YOUR TASK: Give every entry again, word for word and in full.

DATA RECORDS:

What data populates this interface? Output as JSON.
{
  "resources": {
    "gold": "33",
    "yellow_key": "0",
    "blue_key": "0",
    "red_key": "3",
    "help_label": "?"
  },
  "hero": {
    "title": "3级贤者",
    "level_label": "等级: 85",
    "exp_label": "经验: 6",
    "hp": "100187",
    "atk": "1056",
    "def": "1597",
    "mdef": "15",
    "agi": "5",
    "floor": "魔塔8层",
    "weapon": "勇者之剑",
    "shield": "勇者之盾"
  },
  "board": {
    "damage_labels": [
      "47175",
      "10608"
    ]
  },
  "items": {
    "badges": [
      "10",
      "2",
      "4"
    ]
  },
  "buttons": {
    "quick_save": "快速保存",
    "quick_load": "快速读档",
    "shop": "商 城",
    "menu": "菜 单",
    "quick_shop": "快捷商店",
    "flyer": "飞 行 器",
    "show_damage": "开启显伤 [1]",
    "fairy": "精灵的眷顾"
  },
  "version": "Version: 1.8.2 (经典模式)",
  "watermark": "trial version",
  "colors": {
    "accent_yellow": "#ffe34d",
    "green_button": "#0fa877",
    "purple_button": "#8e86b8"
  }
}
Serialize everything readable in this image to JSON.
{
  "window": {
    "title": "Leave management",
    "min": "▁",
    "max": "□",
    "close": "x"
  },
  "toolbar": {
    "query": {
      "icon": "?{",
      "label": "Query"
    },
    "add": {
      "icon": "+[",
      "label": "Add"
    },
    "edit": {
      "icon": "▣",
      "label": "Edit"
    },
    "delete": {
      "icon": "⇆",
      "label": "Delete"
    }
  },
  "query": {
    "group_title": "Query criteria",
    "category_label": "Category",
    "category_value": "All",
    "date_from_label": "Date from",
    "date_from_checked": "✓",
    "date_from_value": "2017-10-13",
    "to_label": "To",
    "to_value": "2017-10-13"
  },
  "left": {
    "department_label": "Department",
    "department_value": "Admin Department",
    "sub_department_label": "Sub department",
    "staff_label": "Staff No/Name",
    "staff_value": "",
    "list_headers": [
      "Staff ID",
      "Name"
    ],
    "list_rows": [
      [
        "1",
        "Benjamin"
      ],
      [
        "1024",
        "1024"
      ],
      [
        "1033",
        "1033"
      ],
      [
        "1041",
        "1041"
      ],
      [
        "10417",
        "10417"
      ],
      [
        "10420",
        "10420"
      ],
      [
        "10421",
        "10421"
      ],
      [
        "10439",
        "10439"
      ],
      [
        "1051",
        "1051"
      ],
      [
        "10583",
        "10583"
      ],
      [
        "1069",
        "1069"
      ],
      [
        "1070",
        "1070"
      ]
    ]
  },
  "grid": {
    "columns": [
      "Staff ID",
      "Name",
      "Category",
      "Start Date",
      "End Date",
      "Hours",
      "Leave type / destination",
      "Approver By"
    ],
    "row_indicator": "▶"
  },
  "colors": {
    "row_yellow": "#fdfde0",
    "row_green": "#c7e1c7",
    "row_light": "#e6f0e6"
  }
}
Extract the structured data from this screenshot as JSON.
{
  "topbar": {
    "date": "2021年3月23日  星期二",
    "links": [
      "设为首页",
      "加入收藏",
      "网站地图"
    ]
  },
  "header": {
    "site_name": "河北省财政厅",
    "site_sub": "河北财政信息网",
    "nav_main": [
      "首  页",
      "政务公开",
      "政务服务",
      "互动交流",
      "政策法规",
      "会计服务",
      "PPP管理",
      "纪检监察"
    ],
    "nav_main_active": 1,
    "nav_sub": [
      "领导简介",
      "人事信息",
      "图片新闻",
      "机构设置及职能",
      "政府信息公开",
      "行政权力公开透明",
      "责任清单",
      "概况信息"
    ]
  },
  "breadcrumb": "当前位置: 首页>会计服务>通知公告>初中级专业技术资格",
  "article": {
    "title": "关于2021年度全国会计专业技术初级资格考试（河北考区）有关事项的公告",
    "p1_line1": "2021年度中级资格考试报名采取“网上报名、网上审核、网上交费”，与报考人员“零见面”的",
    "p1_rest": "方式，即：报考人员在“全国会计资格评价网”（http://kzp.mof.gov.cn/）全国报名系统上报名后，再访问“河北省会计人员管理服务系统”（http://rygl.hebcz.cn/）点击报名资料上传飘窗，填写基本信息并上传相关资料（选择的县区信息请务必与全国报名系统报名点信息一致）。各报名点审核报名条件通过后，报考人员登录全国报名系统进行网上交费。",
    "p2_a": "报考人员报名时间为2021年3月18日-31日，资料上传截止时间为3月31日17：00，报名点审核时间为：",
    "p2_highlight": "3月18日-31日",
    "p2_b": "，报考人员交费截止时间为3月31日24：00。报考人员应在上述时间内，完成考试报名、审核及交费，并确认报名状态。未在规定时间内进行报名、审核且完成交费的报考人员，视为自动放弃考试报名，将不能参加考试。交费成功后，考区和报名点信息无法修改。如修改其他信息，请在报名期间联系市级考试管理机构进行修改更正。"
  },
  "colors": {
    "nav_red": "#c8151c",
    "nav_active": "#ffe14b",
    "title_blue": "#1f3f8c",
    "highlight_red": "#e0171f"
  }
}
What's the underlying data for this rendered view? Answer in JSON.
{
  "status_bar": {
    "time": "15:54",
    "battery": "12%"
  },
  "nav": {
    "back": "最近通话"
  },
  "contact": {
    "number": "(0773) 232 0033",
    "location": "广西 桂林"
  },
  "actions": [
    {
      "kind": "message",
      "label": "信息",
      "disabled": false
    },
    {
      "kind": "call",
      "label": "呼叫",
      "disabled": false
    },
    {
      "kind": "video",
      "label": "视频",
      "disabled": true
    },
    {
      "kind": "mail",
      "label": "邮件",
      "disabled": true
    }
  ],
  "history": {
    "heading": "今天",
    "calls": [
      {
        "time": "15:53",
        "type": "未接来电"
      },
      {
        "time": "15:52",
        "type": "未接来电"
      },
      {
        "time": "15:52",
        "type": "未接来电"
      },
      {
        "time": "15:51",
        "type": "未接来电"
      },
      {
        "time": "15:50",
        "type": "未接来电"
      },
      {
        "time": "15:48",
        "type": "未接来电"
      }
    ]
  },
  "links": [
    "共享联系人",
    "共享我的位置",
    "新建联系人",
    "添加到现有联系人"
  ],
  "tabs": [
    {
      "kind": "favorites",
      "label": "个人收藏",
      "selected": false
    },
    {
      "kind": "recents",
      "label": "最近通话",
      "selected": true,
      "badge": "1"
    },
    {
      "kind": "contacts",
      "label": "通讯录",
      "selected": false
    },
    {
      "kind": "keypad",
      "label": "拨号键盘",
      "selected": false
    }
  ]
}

COMPLETE ANSWER:
What data populates this interface? Output as JSON.
{
  "resources": {
    "gold": "33",
    "yellow_key": "0",
    "blue_key": "0",
    "red_key": "3",
    "help_label": "?"
  },
  "hero": {
    "title": "3级贤者",
    "level_label": "等级: 85",
    "exp_label": "经验: 6",
    "hp": "100187",
    "atk": "1056",
    "def": "1597",
    "mdef": "15",
    "agi": "5",
    "floor": "魔塔8层",
    "weapon": "勇者之剑",
    "shield": "勇者之盾"
  },
  "board": {
    "damage_labels": [
      "47175",
      "10608"
    ]
  },
  "items": {
    "badges": [
      "10",
      "2",
      "4"
    ]
  },
  "buttons": {
    "quick_save": "快速保存",
    "quick_load": "快速读档",
    "shop": "商 城",
    "menu": "菜 单",
    "quick_shop": "快捷商店",
    "flyer": "飞 行 器",
    "show_damage": "开启显伤 [1]",
    "fairy": "精灵的眷顾"
  },
  "version": "Version: 1.8.2 (经典模式)",
  "watermark": "trial version",
  "colors": {
    "accent_yellow": "#ffe34d",
    "green_button": "#0fa877",
    "purple_button": "#8e86b8"
  }
}
Serialize everything readable in this image to JSON.
{
  "window": {
    "title": "Leave management",
    "min": "▁",
    "max": "□",
    "close": "x"
  },
  "toolbar": {
    "query": {
      "icon": "?{",
      "label": "Query"
    },
    "add": {
      "icon": "+[",
      "label": "Add"
    },
    "edit": {
      "icon": "▣",
      "label": "Edit"
    },
    "delete": {
      "icon": "⇆",
      "label": "Delete"
    }
  },
  "query": {
    "group_title": "Query criteria",
    "category_label": "Category",
    "category_value": "All",
    "date_from_label": "Date from",
    "date_from_checked": "✓",
    "date_from_value": "2017-10-13",
    "to_label": "To",
    "to_value": "2017-10-13"
  },
  "left": {
    "department_label": "Department",
    "department_value": "Admin Department",
    "sub_department_label": "Sub department",
    "staff_label": "Staff No/Name",
    "staff_value": "",
    "list_headers": [
      "Staff ID",
      "Name"
    ],
    "list_rows": [
      [
        "1",
        "Benjamin"
      ],
      [
        "1024",
        "1024"
      ],
      [
        "1033",
        "1033"
      ],
      [
        "1041",
        "1041"
      ],
      [
        "10417",
        "10417"
      ],
      [
        "10420",
        "10420"
      ],
      [
        "10421",
        "10421"
      ],
      [
        "10439",
        "10439"
      ],
      [
        "1051",
        "1051"
      ],
      [
        "10583",
        "10583"
      ],
      [
        "1069",
        "1069"
      ],
      [
        "1070",
        "1070"
      ]
    ]
  },
  "grid": {
    "columns": [
      "Staff ID",
      "Name",
      "Category",
      "Start Date",
      "End Date",
      "Hours",
      "Leave type / destination",
      "Approver By"
    ],
    "row_indicator": "▶"
  },
  "colors": {
    "row_yellow": "#fdfde0",
    "row_green": "#c7e1c7",
    "row_light": "#e6f0e6"
  }
}
Extract the structured data from this screenshot as JSON.
{
  "topbar": {
    "date": "2021年3月23日  星期二",
    "links": [
      "设为首页",
      "加入收藏",
      "网站地图"
    ]
  },
  "header": {
    "site_name": "河北省财政厅",
    "site_sub": "河北财政信息网",
    "nav_main": [
      "首  页",
      "政务公开",
      "政务服务",
      "互动交流",
      "政策法规",
      "会计服务",
      "PPP管理",
      "纪检监察"
    ],
    "nav_main_active": 1,
    "nav_sub": [
      "领导简介",
      "人事信息",
      "图片新闻",
      "机构设置及职能",
      "政府信息公开",
      "行政权力公开透明",
      "责任清单",
      "概况信息"
    ]
  },
  "breadcrumb": "当前位置: 首页>会计服务>通知公告>初中级专业技术资格",
  "article": {
    "title": "关于2021年度全国会计专业技术初级资格考试（河北考区）有关事项的公告",
    "p1_line1": "2021年度中级资格考试报名采取“网上报名、网上审核、网上交费”，与报考人员“零见面”的",
    "p1_rest": "方式，即：报考人员在“全国会计资格评价网”（http://kzp.mof.gov.cn/）全国报名系统上报名后，再访问“河北省会计人员管理服务系统”（http://rygl.hebcz.cn/）点击报名资料上传飘窗，填写基本信息并上传相关资料（选择的县区信息请务必与全国报名系统报名点信息一致）。各报名点审核报名条件通过后，报考人员登录全国报名系统进行网上交费。",
    "p2_a": "报考人员报名时间为2021年3月18日-31日，资料上传截止时间为3月31日17：00，报名点审核时间为：",
    "p2_highlight": "3月18日-31日",
    "p2_b": "，报考人员交费截止时间为3月31日24：00。报考人员应在上述时间内，完成考试报名、审核及交费，并确认报名状态。未在规定时间内进行报名、审核且完成交费的报考人员，视为自动放弃考试报名，将不能参加考试。交费成功后，考区和报名点信息无法修改。如修改其他信息，请在报名期间联系市级考试管理机构进行修改更正。"
  },
  "colors": {
    "nav_red": "#c8151c",
    "nav_active": "#ffe14b",
    "title_blue": "#1f3f8c",
    "highlight_red": "#e0171f"
  }
}
What's the underlying data for this rendered view? Answer in JSON.
{
  "status_bar": {
    "time": "15:54",
    "battery": "12%"
  },
  "nav": {
    "back": "最近通话"
  },
  "contact": {
    "number": "(0773) 232 0033",
    "location": "广西 桂林"
  },
  "actions": [
    {
      "kind": "message",
      "label": "信息",
      "disabled": false
    },
    {
      "kind": "call",
      "label": "呼叫",
      "disabled": false
    },
    {
      "kind": "video",
      "label": "视频",
      "disabled": true
    },
    {
      "kind": "mail",
      "label": "邮件",
      "disabled": true
    }
  ],
  "history": {
    "heading": "今天",
    "calls": [
      {
        "time": "15:53",
        "type": "未接来电"
      },
      {
        "time": "15:52",
        "type": "未接来电"
      },
      {
        "time": "15:52",
        "type": "未接来电"
      },
      {
        "time": "15:51",
        "type": "未接来电"
      },
      {
        "time": "15:50",
        "type": "未接来电"
      },
      {
        "time": "15:48",
        "type": "未接来电"
      }
    ]
  },
  "links": [
    "共享联系人",
    "共享我的位置",
    "新建联系人",
    "添加到现有联系人"
  ],
  "tabs": [
    {
      "kind": "favorites",
      "label": "个人收藏",
      "selected": false
    },
    {
      "kind": "recents",
      "label": "最近通话",
      "selected": true,
      "badge": "1"
    },
    {
      "kind": "contacts",
      "label": "通讯录",
      "selected": false
    },
    {
      "kind": "keypad",
      "label": "拨号键盘",
      "selected": false
    }
  ]
}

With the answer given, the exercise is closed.